[Stored dataset items]
☆ ☆ ☆

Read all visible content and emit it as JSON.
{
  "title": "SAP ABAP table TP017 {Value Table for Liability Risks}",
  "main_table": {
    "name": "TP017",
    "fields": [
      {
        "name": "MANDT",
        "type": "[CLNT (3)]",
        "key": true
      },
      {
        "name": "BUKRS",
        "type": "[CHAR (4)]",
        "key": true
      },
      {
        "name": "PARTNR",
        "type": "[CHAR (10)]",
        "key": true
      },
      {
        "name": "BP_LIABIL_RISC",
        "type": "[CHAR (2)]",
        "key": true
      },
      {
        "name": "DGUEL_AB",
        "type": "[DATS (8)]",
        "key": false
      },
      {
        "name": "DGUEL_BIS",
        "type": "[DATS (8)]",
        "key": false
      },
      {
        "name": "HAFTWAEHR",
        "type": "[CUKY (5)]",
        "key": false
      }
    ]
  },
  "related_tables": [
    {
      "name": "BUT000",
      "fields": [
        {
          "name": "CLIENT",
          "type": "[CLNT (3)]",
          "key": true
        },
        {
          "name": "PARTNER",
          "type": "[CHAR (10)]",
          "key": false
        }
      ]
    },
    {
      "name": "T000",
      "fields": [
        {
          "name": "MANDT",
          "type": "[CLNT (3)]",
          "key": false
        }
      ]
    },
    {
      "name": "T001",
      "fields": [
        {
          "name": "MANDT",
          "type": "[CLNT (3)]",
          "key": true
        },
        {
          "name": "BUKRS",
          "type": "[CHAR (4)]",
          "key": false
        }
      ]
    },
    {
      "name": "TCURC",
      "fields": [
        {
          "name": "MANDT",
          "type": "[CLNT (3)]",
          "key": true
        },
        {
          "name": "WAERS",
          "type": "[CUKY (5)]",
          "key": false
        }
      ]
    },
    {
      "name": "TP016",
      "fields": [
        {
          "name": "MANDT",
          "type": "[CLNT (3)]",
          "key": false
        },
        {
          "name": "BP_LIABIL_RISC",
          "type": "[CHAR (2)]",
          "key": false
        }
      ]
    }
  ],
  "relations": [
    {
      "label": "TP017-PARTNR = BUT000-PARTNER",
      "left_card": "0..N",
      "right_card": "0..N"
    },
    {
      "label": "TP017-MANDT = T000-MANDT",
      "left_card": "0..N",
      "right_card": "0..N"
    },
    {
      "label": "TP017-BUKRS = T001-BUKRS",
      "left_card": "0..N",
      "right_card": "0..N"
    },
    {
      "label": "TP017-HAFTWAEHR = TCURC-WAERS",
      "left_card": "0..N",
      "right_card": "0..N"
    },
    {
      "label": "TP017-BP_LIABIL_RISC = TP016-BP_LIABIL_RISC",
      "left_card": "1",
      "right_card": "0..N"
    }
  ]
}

☆ ☆ ☆

_Problem requirements_:
Find the string "HAFTWAEHR" in the listing and return every line that holds it.

_Solution_:
        "name": "HAFTWAEHR",
      "label": "TP017-HAFTWAEHR = TCURC-WAERS",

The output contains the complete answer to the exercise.